Count every line of the listing where the string "Ieņēmumi" occurs, and reply with the count alone.
○ ○ ○
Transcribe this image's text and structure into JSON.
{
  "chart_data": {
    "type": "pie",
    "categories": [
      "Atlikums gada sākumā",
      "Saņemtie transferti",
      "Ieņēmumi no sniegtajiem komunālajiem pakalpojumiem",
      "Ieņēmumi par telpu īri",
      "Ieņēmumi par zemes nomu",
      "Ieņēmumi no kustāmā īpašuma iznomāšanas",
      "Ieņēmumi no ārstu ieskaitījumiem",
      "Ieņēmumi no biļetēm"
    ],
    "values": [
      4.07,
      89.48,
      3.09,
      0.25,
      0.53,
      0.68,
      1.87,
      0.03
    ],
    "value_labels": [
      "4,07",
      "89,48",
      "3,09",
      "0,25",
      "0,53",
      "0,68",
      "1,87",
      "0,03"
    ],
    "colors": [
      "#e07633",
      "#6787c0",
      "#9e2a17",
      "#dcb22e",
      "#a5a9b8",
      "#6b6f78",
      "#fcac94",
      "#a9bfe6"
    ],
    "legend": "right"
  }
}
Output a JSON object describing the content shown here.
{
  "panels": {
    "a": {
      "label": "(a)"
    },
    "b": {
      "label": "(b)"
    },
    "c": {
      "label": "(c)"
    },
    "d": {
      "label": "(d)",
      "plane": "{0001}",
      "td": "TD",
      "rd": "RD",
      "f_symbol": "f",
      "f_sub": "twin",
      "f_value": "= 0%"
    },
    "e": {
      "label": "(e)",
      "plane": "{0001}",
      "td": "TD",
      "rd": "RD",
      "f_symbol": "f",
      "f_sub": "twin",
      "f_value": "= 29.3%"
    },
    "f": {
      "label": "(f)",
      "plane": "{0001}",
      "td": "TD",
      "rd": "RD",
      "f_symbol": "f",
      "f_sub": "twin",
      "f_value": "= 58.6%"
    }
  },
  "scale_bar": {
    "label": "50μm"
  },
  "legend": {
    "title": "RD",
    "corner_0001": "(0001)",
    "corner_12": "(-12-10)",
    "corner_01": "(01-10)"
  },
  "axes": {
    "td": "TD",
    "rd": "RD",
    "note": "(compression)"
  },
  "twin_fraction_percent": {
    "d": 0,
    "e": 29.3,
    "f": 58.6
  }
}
○ ○ ○
__Finished exercise__
6